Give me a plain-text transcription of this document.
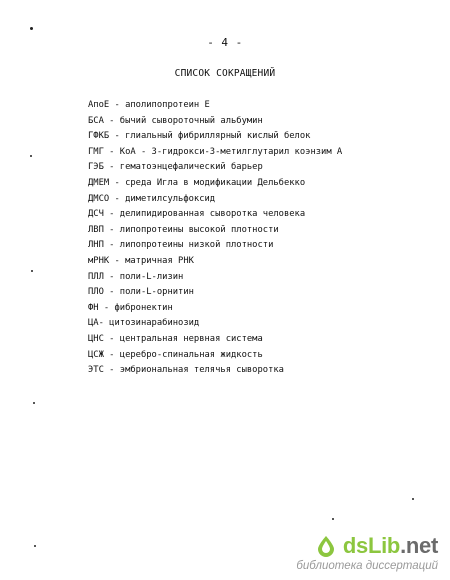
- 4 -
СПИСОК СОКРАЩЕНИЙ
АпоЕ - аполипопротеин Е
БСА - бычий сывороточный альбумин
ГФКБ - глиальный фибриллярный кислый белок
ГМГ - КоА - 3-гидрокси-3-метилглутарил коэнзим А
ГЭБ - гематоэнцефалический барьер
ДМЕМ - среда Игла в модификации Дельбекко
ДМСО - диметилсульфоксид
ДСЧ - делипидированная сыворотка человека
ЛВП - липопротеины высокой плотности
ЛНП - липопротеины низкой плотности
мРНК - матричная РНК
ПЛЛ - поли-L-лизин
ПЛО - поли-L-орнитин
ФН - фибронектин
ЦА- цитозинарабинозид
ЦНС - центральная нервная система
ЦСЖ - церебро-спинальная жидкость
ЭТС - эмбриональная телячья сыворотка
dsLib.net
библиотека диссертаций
* * *
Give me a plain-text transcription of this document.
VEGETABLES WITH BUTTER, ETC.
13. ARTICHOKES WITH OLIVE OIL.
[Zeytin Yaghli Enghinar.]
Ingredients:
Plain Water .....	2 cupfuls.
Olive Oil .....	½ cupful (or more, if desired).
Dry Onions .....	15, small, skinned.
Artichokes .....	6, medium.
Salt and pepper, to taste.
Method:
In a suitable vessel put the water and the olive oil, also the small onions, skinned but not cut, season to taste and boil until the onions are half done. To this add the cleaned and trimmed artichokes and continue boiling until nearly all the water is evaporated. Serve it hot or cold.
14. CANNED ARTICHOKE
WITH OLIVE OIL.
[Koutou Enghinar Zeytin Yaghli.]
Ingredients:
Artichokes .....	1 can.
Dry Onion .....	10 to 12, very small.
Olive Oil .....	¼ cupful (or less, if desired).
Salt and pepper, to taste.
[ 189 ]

▶ **Set task**:
Find all lines where the word "small" appears. Copy them.

▶ **Full answer**:
Dry Onions .....	15, small, skinned.
In a suitable vessel put the water and the olive oil, also the small onions, skinned but not cut, season to taste and boil until the onions are half done. To this add the cleaned and trimmed artichokes and continue boiling until nearly all the water is evaporated. Serve it hot or cold.
Dry Onion .....	10 to 12, very small.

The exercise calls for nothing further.